Extracted records:
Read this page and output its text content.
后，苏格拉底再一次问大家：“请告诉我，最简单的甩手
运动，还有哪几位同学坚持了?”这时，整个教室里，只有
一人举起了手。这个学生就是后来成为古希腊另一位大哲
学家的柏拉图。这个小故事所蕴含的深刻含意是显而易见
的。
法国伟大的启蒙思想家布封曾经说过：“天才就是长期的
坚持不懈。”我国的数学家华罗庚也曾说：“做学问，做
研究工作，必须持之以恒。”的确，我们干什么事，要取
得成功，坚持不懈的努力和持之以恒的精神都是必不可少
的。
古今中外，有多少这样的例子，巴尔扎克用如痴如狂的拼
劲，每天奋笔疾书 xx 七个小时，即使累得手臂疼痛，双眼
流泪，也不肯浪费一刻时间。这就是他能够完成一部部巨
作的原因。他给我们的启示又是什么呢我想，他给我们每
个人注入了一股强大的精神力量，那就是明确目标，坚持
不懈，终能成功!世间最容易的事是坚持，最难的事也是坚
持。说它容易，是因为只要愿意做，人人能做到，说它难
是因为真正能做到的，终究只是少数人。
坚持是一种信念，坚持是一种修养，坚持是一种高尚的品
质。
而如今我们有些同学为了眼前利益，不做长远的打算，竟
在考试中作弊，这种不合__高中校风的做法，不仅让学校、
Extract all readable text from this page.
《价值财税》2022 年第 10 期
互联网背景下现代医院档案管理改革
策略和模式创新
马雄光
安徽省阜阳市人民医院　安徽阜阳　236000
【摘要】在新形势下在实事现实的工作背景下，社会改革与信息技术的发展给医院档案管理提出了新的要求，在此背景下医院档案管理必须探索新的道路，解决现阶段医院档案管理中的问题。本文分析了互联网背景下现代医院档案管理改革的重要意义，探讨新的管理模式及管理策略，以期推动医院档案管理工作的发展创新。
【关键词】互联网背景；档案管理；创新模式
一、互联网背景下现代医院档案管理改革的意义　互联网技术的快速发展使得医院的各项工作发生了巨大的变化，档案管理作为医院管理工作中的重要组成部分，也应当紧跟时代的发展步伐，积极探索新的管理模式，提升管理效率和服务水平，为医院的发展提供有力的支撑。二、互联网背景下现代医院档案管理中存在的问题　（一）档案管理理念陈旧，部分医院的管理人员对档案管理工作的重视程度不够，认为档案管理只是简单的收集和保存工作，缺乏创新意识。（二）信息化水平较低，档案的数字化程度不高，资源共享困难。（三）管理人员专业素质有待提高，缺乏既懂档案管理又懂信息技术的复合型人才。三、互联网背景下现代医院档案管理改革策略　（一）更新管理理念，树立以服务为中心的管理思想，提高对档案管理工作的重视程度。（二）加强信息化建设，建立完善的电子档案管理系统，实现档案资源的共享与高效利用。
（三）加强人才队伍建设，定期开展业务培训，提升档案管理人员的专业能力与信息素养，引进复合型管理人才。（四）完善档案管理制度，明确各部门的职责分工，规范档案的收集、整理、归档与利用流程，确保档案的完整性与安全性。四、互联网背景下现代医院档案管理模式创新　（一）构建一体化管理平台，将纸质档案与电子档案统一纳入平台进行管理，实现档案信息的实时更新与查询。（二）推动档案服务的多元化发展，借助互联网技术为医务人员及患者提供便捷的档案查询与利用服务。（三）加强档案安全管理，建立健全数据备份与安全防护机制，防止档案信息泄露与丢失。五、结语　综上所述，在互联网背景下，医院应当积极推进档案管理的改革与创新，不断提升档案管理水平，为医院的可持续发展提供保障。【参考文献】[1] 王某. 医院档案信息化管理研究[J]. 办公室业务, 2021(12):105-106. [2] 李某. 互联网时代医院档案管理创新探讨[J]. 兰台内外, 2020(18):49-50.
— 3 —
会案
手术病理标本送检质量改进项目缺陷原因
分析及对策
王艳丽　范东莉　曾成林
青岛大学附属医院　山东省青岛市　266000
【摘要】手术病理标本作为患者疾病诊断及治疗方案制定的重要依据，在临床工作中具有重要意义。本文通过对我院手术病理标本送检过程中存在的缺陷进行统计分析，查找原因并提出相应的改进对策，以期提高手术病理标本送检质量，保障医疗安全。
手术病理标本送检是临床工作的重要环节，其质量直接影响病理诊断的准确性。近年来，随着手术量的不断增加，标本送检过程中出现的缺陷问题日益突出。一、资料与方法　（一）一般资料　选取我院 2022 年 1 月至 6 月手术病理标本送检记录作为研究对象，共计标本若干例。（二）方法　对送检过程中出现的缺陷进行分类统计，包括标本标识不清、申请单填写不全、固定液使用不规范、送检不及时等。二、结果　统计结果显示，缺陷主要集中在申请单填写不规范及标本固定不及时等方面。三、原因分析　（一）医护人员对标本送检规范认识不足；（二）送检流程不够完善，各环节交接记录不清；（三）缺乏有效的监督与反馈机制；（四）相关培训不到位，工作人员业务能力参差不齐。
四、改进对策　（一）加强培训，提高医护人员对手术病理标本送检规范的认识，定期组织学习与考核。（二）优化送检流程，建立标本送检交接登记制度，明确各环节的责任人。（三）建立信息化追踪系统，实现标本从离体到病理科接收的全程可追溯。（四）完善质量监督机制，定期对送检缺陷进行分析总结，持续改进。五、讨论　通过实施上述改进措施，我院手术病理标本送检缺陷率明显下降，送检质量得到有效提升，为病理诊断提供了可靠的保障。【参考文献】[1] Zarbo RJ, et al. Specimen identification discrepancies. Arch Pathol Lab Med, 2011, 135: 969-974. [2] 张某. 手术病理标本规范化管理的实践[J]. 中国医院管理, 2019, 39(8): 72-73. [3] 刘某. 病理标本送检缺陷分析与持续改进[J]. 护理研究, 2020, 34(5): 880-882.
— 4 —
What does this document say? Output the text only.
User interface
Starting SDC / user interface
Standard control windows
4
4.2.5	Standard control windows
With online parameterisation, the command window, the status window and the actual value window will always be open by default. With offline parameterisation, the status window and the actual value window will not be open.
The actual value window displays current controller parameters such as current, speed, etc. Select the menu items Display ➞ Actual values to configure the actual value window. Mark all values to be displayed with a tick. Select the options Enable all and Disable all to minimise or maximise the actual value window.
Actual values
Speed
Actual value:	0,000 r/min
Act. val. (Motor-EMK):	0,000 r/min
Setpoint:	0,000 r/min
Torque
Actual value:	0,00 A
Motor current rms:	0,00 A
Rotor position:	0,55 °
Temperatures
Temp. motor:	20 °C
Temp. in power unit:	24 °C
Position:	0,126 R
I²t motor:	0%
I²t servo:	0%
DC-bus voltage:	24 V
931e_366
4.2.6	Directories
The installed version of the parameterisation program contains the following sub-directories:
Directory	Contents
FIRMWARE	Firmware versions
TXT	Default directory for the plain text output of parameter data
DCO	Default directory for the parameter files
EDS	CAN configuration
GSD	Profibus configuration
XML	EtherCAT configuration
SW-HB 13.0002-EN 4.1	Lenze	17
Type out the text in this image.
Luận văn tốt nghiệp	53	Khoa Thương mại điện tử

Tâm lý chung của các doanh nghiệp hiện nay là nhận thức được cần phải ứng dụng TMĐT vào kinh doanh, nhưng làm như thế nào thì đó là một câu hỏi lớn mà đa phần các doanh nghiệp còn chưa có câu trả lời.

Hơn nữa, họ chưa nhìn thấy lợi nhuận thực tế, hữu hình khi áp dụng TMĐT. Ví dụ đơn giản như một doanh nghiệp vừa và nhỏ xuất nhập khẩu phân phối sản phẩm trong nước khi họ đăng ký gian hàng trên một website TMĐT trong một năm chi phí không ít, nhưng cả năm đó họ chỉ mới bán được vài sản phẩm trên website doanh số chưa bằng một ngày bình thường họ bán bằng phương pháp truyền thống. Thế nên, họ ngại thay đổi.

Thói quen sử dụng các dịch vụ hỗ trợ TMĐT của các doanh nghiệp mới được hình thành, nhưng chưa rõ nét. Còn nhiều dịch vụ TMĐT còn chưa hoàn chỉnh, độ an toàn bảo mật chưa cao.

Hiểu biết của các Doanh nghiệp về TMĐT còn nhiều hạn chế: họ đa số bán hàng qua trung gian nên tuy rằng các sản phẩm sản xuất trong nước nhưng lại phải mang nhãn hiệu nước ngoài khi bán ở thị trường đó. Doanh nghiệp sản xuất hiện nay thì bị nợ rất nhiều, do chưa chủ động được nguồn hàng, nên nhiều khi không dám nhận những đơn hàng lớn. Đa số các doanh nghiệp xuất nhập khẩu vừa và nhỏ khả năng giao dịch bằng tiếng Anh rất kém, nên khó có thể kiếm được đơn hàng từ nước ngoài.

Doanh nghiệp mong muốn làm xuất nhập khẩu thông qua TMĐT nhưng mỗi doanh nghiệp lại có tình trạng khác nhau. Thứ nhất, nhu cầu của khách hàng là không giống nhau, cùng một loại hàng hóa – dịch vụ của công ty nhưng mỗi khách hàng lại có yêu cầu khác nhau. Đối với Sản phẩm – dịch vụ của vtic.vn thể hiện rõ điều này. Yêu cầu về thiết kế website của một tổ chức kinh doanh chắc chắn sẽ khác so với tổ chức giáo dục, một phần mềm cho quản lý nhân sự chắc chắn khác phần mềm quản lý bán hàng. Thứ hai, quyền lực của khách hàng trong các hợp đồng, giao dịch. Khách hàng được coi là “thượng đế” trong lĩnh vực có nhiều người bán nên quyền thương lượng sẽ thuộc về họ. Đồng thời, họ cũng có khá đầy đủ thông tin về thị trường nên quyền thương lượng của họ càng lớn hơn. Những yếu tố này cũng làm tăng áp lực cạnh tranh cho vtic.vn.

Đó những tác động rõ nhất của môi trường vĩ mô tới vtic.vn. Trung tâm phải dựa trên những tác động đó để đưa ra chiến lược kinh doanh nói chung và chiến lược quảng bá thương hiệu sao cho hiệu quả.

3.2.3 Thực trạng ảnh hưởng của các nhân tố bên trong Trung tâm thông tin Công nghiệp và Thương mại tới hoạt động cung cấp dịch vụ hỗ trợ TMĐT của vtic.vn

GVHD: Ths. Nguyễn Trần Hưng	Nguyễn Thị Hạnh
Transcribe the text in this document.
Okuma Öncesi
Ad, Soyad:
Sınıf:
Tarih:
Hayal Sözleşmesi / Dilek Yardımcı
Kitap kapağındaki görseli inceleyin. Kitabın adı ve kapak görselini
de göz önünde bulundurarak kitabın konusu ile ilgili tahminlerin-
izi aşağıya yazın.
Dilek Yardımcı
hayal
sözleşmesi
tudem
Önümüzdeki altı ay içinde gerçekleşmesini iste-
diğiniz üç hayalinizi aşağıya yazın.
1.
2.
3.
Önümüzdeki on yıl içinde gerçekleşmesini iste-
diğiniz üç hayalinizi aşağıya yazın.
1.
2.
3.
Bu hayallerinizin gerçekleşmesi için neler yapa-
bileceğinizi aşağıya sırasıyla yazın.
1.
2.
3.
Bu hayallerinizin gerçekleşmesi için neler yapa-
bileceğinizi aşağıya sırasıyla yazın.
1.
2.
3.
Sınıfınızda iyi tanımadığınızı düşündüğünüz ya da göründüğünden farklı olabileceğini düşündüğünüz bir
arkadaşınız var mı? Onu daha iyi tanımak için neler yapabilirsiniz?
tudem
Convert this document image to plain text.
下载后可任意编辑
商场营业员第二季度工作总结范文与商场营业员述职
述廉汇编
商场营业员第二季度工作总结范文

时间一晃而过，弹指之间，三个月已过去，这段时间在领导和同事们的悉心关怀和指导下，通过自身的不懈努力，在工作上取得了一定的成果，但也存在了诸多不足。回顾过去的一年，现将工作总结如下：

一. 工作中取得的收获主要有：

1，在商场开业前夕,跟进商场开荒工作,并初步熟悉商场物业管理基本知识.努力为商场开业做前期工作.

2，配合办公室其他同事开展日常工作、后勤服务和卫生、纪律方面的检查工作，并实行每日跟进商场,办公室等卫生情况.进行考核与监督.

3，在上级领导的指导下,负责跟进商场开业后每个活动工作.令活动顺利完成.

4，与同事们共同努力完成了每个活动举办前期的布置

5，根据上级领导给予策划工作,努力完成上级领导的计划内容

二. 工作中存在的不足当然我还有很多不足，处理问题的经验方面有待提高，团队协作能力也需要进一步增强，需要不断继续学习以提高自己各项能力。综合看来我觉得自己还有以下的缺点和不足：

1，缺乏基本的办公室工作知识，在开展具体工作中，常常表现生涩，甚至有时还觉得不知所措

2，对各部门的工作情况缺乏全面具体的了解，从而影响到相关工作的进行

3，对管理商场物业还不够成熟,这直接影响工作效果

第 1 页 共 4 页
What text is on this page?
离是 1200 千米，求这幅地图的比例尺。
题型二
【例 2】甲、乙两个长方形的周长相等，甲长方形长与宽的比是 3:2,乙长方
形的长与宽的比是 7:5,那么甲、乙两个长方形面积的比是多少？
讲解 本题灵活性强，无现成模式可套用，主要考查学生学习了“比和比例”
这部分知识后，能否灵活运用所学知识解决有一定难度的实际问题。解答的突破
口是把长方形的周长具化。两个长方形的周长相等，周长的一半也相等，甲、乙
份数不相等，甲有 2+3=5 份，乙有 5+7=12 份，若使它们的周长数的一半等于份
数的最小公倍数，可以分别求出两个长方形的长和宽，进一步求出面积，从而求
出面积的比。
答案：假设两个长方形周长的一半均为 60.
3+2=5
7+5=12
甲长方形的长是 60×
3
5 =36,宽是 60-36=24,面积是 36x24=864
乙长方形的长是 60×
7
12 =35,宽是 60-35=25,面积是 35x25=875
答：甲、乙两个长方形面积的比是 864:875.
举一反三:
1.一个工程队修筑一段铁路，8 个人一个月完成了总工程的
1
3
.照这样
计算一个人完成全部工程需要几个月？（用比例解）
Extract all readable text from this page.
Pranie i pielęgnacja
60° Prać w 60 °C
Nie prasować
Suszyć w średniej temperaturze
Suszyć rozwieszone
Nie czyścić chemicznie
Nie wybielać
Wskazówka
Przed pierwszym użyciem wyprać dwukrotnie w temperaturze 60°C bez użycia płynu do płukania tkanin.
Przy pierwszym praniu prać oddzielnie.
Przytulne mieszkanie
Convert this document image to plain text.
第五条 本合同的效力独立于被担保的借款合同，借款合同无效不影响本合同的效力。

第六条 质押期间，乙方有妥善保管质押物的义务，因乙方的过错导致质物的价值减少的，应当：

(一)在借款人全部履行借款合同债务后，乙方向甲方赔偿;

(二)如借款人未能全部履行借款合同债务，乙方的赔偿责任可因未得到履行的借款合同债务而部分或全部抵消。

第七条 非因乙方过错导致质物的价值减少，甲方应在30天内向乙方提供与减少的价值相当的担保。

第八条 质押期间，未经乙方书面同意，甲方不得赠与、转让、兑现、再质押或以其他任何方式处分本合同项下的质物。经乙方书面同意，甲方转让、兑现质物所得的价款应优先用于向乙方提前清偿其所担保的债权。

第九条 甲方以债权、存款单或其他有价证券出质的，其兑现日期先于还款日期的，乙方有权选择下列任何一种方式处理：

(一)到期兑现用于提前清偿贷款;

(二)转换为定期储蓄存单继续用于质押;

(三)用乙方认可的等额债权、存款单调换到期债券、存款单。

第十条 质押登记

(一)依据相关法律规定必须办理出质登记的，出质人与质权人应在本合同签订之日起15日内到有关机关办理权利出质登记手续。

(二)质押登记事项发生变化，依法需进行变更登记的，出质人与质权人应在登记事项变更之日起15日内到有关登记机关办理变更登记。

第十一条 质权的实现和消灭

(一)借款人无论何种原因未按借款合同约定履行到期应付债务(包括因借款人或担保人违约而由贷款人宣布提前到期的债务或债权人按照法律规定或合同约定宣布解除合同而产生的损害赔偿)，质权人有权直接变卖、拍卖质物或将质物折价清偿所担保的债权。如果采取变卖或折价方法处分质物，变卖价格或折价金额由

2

## OBJECTIVE
In the lines above, find each one with "phần" and list it.

## COMPLETED EXERCISE
Tâm lý chung của các doanh nghiệp hiện nay là nhận thức được cần phải ứng dụng TMĐT vào kinh doanh, nhưng làm như thế nào thì đó là một câu hỏi lớn mà đa phần các doanh nghiệp còn chưa có câu trả lời.
Doanh nghiệp mong muốn làm xuất nhập khẩu thông qua TMĐT nhưng mỗi doanh nghiệp lại có tình trạng khác nhau. Thứ nhất, nhu cầu của khách hàng là không giống nhau, cùng một loại hàng hóa – dịch vụ của công ty nhưng mỗi khách hàng lại có yêu cầu khác nhau. Đối với Sản phẩm – dịch vụ của vtic.vn thể hiện rõ điều này. Yêu cầu về thiết kế website của một tổ chức kinh doanh chắc chắn sẽ khác so với tổ chức giáo dục, một phần mềm cho quản lý nhân sự chắc chắn khác phần mềm quản lý bán hàng. Thứ hai, quyền lực của khách hàng trong các hợp đồng, giao dịch. Khách hàng được coi là “thượng đế” trong lĩnh vực có nhiều người bán nên quyền thương lượng sẽ thuộc về họ. Đồng thời, họ cũng có khá đầy đủ thông tin về thị trường nên quyền thương lượng của họ càng lớn hơn. Những yếu tố này cũng làm tăng áp lực cạnh tranh cho vtic.vn.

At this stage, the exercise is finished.